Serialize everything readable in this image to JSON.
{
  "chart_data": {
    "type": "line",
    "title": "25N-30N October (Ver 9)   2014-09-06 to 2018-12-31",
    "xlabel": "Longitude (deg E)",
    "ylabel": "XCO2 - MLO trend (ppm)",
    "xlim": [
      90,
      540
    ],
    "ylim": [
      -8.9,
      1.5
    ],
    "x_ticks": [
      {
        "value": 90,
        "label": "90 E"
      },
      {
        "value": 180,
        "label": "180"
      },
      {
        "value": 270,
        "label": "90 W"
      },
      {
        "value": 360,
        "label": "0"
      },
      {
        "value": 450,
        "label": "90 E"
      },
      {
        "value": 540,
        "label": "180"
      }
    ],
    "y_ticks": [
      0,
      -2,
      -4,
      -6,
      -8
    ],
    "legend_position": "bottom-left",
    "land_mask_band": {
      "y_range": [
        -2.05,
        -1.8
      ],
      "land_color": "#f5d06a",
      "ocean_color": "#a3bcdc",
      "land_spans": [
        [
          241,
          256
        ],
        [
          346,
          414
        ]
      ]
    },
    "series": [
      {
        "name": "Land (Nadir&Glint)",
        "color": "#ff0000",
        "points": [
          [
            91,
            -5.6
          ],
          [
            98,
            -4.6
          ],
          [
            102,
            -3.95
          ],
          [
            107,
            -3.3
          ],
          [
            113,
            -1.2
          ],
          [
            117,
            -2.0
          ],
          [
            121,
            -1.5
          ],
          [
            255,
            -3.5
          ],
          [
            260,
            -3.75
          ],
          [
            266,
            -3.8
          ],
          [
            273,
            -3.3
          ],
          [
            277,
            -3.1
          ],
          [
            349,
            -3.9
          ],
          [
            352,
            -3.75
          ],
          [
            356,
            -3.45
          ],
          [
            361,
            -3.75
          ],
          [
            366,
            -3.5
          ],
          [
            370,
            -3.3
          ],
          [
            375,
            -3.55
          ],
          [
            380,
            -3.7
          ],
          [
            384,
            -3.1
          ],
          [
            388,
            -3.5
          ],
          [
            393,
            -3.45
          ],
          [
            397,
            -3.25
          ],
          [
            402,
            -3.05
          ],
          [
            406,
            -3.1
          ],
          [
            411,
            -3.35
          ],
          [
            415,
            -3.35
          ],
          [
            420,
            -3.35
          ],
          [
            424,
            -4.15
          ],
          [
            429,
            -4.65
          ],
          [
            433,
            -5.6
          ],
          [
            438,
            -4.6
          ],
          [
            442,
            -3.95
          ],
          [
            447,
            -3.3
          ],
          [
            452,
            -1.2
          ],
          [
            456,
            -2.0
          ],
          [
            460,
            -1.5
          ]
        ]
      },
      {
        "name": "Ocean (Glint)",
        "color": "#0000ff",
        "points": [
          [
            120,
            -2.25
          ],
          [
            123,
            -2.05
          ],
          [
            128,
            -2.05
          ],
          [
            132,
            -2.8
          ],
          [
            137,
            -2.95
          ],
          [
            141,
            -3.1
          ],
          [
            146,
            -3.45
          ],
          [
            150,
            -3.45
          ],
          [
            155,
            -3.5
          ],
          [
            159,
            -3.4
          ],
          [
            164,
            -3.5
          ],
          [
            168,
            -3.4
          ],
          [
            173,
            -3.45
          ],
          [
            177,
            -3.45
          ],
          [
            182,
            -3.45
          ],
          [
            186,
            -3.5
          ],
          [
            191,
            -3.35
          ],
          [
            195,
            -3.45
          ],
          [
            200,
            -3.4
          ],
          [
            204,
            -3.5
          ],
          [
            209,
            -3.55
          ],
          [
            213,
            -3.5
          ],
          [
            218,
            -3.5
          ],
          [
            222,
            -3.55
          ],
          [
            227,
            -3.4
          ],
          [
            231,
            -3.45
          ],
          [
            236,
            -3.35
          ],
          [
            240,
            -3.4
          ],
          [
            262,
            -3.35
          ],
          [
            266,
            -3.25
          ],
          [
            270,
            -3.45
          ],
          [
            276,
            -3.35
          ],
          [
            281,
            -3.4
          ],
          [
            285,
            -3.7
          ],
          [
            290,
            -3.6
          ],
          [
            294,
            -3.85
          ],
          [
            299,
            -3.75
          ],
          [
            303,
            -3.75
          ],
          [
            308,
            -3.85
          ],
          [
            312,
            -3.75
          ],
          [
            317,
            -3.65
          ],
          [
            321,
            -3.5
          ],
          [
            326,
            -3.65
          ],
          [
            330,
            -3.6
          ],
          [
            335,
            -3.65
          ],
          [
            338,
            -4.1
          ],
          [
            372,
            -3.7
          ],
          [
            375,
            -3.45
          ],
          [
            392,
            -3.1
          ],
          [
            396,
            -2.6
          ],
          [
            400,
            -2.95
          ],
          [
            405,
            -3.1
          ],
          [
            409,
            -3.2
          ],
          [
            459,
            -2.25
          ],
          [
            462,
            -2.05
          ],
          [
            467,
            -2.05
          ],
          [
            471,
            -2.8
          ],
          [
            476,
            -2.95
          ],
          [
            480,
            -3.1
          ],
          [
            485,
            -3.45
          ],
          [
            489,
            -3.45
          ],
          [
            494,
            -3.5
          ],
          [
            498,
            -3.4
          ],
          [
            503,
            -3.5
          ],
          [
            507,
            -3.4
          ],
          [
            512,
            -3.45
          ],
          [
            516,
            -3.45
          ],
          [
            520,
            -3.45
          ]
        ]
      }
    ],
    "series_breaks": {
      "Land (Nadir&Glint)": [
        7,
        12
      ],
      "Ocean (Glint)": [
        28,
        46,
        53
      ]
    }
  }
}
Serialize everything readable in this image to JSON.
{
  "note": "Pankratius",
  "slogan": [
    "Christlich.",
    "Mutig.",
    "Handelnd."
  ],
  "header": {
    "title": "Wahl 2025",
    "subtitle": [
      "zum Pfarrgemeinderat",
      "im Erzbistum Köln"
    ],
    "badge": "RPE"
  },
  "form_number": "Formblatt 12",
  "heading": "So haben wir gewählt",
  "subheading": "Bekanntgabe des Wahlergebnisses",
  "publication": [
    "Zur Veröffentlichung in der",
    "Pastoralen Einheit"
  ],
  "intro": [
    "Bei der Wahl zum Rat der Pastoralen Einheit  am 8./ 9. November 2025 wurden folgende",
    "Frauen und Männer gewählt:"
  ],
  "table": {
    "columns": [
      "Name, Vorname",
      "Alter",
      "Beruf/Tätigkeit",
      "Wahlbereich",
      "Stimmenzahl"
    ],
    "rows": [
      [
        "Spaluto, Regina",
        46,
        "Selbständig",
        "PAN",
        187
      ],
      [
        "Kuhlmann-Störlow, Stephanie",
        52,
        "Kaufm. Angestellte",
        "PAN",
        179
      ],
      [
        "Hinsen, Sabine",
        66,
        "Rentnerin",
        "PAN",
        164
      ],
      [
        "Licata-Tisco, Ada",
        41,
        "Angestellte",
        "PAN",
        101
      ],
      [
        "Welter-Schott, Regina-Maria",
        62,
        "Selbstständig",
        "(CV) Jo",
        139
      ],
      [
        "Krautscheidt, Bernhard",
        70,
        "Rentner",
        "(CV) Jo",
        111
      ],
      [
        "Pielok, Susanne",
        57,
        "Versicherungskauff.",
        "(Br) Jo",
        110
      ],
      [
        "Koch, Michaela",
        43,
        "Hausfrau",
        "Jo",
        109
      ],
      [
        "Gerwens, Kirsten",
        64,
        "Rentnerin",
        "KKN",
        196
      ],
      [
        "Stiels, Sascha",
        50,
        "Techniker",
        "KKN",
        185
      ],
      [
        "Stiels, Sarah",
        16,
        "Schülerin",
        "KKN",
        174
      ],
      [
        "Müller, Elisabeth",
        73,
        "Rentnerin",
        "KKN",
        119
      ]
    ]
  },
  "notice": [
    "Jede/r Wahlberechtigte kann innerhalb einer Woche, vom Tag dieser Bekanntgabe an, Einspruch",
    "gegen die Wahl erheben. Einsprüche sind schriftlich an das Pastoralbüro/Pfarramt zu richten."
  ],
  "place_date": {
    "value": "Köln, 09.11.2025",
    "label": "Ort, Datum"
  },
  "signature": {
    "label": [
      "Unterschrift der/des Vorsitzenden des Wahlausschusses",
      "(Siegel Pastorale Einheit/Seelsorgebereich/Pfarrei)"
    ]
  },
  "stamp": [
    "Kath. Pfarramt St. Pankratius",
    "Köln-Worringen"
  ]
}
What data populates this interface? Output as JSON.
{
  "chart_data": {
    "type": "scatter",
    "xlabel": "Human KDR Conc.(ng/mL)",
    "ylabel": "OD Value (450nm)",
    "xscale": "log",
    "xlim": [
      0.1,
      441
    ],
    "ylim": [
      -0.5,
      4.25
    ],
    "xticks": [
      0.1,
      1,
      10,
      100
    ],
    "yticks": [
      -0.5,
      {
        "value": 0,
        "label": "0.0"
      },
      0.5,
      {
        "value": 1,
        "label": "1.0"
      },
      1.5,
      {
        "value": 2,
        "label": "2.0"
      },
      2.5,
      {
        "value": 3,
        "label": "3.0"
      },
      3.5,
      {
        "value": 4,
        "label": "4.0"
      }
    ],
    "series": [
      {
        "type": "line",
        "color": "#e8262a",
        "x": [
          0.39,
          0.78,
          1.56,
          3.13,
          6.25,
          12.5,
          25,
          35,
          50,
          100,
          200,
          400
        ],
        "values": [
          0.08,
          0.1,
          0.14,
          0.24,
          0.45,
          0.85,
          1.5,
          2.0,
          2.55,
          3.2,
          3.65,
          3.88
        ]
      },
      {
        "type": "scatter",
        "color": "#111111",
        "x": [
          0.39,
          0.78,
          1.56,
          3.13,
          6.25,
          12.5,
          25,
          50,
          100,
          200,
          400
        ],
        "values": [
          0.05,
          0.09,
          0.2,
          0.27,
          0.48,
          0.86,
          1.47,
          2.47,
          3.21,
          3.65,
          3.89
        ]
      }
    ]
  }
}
:::::
## What to produce:
Reproduce nothing but the lines from the line containing "What data populates" to the last line of the data, each exactly as written.

## Task response:
What data populates this interface? Output as JSON.
{
  "chart_data": {
    "type": "scatter",
    "xlabel": "Human KDR Conc.(ng/mL)",
    "ylabel": "OD Value (450nm)",
    "xscale": "log",
    "xlim": [
      0.1,
      441
    ],
    "ylim": [
      -0.5,
      4.25
    ],
    "xticks": [
      0.1,
      1,
      10,
      100
    ],
    "yticks": [
      -0.5,
      {
        "value": 0,
        "label": "0.0"
      },
      0.5,
      {
        "value": 1,
        "label": "1.0"
      },
      1.5,
      {
        "value": 2,
        "label": "2.0"
      },
      2.5,
      {
        "value": 3,
        "label": "3.0"
      },
      3.5,
      {
        "value": 4,
        "label": "4.0"
      }
    ],
    "series": [
      {
        "type": "line",
        "color": "#e8262a",
        "x": [
          0.39,
          0.78,
          1.56,
          3.13,
          6.25,
          12.5,
          25,
          35,
          50,
          100,
          200,
          400
        ],
        "values": [
          0.08,
          0.1,
          0.14,
          0.24,
          0.45,
          0.85,
          1.5,
          2.0,
          2.55,
          3.2,
          3.65,
          3.88
        ]
      },
      {
        "type": "scatter",
        "color": "#111111",
        "x": [
          0.39,
          0.78,
          1.56,
          3.13,
          6.25,
          12.5,
          25,
          50,
          100,
          200,
          400
        ],
        "values": [
          0.05,
          0.09,
          0.2,
          0.27,
          0.48,
          0.86,
          1.47,
          2.47,
          3.21,
          3.65,
          3.89
        ]
      }
    ]
  }
}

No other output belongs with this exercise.